Input records -

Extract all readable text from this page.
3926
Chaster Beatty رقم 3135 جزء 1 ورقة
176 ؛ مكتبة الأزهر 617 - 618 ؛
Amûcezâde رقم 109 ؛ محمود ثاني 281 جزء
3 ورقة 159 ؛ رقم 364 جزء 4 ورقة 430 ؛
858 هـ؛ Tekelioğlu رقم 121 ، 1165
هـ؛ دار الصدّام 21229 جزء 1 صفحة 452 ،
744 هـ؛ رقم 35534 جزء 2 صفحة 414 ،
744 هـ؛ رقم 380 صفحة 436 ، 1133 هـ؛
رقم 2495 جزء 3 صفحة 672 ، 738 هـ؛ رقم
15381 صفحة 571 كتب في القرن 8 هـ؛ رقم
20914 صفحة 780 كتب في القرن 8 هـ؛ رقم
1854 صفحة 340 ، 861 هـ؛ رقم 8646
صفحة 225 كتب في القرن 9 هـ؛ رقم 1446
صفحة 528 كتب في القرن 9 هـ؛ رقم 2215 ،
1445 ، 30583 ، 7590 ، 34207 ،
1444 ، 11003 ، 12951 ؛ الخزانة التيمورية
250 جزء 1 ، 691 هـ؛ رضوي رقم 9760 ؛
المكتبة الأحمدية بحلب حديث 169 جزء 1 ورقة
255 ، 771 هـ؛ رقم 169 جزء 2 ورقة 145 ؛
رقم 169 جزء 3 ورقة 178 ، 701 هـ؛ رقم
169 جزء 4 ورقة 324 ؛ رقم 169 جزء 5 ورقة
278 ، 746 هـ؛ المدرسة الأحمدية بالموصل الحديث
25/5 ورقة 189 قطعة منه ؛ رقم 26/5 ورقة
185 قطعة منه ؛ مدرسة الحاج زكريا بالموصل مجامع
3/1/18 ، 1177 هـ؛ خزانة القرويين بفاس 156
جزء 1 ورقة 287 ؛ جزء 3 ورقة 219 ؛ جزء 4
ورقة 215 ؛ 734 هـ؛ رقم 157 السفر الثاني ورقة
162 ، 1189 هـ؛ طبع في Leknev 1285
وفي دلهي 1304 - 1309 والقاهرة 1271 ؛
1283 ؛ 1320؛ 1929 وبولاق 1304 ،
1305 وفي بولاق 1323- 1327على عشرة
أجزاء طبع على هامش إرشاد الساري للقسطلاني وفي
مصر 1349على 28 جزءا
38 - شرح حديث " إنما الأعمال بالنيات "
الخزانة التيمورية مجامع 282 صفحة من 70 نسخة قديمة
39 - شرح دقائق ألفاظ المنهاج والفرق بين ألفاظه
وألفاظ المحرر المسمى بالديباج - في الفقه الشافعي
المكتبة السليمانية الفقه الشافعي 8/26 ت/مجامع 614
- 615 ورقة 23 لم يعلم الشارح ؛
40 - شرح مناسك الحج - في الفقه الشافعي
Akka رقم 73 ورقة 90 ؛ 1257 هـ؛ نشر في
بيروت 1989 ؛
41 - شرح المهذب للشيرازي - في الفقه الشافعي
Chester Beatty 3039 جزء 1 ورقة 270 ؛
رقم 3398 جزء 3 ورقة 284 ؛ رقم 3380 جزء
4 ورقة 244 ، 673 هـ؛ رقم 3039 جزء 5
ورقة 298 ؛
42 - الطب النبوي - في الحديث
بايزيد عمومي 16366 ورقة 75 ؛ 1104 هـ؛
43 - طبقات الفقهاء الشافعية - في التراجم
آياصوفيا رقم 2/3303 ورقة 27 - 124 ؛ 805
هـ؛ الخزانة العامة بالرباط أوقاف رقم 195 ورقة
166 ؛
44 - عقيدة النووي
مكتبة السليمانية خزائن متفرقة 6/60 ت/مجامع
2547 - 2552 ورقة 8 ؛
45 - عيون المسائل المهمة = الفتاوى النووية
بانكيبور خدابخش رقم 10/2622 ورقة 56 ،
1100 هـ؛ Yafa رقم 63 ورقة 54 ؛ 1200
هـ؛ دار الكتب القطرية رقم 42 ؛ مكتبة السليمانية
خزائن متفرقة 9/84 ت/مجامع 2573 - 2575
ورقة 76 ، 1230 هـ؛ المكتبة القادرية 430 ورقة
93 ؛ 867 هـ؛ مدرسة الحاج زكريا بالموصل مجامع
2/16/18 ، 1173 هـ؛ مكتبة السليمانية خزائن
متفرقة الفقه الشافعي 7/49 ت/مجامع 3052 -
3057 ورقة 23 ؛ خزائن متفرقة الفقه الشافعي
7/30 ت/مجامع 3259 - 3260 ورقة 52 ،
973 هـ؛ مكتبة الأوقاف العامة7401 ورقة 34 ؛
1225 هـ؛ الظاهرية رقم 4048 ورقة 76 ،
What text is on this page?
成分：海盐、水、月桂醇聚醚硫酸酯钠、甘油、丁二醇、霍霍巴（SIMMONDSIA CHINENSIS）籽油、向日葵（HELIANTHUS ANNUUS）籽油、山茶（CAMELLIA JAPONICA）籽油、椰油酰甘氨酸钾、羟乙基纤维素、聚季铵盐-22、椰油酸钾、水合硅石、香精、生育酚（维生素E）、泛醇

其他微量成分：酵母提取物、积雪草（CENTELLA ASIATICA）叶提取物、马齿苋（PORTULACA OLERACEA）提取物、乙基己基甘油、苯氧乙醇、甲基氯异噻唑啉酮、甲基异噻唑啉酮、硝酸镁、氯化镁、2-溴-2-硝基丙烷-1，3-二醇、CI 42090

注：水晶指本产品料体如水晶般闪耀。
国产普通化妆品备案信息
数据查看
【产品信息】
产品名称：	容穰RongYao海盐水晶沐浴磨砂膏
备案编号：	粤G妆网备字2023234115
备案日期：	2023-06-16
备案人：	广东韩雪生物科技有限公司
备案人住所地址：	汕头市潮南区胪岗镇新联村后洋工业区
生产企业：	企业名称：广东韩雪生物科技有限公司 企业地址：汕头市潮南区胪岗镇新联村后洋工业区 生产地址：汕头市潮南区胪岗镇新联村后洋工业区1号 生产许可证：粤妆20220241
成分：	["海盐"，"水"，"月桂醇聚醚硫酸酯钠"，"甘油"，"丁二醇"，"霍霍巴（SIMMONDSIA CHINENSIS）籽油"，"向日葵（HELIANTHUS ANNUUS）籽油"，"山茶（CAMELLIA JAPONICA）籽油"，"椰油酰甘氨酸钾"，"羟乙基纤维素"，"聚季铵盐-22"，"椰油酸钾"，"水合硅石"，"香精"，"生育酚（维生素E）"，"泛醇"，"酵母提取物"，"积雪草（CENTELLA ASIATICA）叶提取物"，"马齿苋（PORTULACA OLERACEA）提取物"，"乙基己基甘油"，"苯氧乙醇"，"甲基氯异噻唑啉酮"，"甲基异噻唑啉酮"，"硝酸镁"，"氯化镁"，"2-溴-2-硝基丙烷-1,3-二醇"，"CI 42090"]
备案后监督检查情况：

To do -
Extract each line holding the word "ASIATICA" from the records.

Full output -
其他微量成分：酵母提取物、积雪草（CENTELLA ASIATICA）叶提取物、马齿苋（PORTULACA OLERACEA）提取物、乙基己基甘油、苯氧乙醇、甲基氯异噻唑啉酮、甲基异噻唑啉酮、硝酸镁、氯化镁、2-溴-2-硝基丙烷-1，3-二醇、CI 42090
成分：	["海盐"，"水"，"月桂醇聚醚硫酸酯钠"，"甘油"，"丁二醇"，"霍霍巴（SIMMONDSIA CHINENSIS）籽油"，"向日葵（HELIANTHUS ANNUUS）籽油"，"山茶（CAMELLIA JAPONICA）籽油"，"椰油酰甘氨酸钾"，"羟乙基纤维素"，"聚季铵盐-22"，"椰油酸钾"，"水合硅石"，"香精"，"生育酚（维生素E）"，"泛醇"，"酵母提取物"，"积雪草（CENTELLA ASIATICA）叶提取物"，"马齿苋（PORTULACA OLERACEA）提取物"，"乙基己基甘油"，"苯氧乙醇"，"甲基氯异噻唑啉酮"，"甲基异噻唑啉酮"，"硝酸镁"，"氯化镁"，"2-溴-2-硝基丙烷-1,3-二醇"，"CI 42090"]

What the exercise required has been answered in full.